▶ INSTRUCTIONS FOR THE TASK
Would you copy only the lines below, beginning with the one that contains "What's the underlying" and running through the last entry line?

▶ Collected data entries
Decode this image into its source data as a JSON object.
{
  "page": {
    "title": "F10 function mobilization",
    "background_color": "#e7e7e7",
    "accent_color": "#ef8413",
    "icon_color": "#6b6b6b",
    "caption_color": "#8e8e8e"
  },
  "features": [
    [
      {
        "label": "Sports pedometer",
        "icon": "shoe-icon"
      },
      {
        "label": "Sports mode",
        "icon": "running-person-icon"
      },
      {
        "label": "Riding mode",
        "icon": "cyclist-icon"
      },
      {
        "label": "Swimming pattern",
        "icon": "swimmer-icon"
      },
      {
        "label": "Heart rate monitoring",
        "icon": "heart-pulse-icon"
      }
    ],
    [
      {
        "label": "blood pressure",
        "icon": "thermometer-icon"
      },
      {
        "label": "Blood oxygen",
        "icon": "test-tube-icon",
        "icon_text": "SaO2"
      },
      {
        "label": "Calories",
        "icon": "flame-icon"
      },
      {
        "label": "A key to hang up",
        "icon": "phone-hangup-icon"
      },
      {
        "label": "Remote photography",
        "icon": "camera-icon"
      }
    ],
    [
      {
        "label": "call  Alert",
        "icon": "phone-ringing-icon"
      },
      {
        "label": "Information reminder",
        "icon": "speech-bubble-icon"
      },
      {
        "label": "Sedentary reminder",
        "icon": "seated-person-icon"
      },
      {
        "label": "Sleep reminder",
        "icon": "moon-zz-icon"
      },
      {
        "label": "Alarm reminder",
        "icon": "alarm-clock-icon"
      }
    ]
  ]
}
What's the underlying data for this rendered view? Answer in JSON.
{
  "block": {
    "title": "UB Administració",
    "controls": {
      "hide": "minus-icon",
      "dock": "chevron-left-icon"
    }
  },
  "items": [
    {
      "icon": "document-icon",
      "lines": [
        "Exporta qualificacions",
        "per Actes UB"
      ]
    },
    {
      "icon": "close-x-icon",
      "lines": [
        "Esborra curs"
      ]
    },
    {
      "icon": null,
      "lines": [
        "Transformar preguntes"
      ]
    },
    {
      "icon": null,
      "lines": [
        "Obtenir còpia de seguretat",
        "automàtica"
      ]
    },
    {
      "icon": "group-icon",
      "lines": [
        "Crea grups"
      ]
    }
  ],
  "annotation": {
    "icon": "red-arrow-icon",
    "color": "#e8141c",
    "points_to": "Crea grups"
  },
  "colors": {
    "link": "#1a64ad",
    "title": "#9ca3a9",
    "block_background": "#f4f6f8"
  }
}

▶ FINISHED TASK
What's the underlying data for this rendered view? Answer in JSON.
{
  "block": {
    "title": "UB Administració",
    "controls": {
      "hide": "minus-icon",
      "dock": "chevron-left-icon"
    }
  },
  "items": [
    {
      "icon": "document-icon",
      "lines": [
        "Exporta qualificacions",
        "per Actes UB"
      ]
    },
    {
      "icon": "close-x-icon",
      "lines": [
        "Esborra curs"
      ]
    },
    {
      "icon": null,
      "lines": [
        "Transformar preguntes"
      ]
    },
    {
      "icon": null,
      "lines": [
        "Obtenir còpia de seguretat",
        "automàtica"
      ]
    },
    {
      "icon": "group-icon",
      "lines": [
        "Crea grups"
      ]
    }
  ],
  "annotation": {
    "icon": "red-arrow-icon",
    "color": "#e8141c",
    "points_to": "Crea grups"
  },
  "colors": {
    "link": "#1a64ad",
    "title": "#9ca3a9",
    "block_background": "#f4f6f8"
  }
}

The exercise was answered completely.